**What you should do**
Rewrite the paragraph beginning "In the first edition" in the article below about the novel The Stratford Devil as a brief bulleted list that keeps its main facts.

The Connecticut Witch Trial Exoneration Project Spurs Third Edition of Stratford Native’s Historical Novel The Stratford Devil
On Sale at the Stratford Library
Claude Clayton Smith grew up in Stratford with the local legend of Goody Bassett, who was hanged here for witchcraft in 1651. He was also intrigued by the tales of Indians and wolves, which form a crucial backdrop to his historical novel The Stratford Devil.
In the first edition, written during the burgeoning feminist movement and published by Walker & Company in 1984, Smith portrayed Goody Bassett as a woman ahead of her time. The second edition, from Pocahontas Press in 2007, was read as a critique of religious extremism, environmental degradation, wolf bounties, and Native American displacement. It was part of the fifteen-year educational effort in support of the legislative resolution.

**Provided information**
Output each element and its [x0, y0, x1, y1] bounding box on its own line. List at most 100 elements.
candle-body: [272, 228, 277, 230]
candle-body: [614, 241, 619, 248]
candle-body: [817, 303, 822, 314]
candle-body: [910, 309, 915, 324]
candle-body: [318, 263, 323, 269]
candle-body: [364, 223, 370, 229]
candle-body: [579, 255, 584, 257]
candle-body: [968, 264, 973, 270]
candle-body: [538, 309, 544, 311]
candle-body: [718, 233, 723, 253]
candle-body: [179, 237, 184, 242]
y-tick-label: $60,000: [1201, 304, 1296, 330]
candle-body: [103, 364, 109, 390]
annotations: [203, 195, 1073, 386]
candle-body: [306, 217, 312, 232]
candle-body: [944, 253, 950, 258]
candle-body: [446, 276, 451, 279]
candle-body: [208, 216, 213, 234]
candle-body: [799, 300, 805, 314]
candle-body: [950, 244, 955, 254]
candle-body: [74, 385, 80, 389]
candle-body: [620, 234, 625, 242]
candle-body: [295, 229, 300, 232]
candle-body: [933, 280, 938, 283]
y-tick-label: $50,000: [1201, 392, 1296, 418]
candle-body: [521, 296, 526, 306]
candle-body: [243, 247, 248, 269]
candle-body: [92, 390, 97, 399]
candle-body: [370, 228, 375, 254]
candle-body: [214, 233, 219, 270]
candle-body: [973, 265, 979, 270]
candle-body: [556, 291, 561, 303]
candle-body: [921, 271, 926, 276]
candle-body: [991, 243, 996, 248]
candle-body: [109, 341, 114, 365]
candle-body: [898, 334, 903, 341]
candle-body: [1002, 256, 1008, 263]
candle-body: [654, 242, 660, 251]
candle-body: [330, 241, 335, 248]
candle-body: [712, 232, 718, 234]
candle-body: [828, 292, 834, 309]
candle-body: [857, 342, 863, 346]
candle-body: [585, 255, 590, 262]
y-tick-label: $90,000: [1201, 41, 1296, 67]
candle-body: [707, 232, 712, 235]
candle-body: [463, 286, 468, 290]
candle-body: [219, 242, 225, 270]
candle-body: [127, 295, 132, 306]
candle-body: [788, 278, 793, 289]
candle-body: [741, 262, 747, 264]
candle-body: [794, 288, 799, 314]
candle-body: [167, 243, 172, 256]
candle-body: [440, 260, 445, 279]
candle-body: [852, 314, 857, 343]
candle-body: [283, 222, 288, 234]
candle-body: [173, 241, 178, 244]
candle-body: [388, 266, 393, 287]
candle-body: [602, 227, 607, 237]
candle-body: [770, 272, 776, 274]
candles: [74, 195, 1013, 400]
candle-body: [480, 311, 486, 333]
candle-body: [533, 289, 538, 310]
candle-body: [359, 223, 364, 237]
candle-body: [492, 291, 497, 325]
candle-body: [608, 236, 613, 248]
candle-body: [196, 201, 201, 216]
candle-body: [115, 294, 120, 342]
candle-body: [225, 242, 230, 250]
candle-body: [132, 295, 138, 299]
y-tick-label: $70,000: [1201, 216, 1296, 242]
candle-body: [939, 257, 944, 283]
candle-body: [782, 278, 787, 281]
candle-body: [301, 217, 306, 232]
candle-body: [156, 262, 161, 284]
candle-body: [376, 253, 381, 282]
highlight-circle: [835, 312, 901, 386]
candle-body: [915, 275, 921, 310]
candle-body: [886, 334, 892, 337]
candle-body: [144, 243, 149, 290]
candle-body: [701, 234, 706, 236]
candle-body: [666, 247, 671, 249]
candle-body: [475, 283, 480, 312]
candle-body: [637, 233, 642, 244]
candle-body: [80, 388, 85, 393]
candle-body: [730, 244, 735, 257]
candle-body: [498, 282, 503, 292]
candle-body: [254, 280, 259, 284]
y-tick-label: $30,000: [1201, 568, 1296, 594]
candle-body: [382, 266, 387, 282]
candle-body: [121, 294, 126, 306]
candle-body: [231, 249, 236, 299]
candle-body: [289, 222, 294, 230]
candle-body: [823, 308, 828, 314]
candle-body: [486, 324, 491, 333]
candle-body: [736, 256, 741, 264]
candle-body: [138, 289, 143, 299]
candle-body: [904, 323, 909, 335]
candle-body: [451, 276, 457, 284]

**Problem solution**
- First edition: published by Walker & Company in 1984, written during the burgeoning feminist movement; it portrayed Goody Bassett as a woman ahead of her time.
- Second edition: published by Pocahontas Press in 2007; it was read as a critique of religious extremism, environmental degradation, wolf bounties, and Native American displacement.
- The second edition was part of the fifteen-year educational effort supporting the legislative resolution.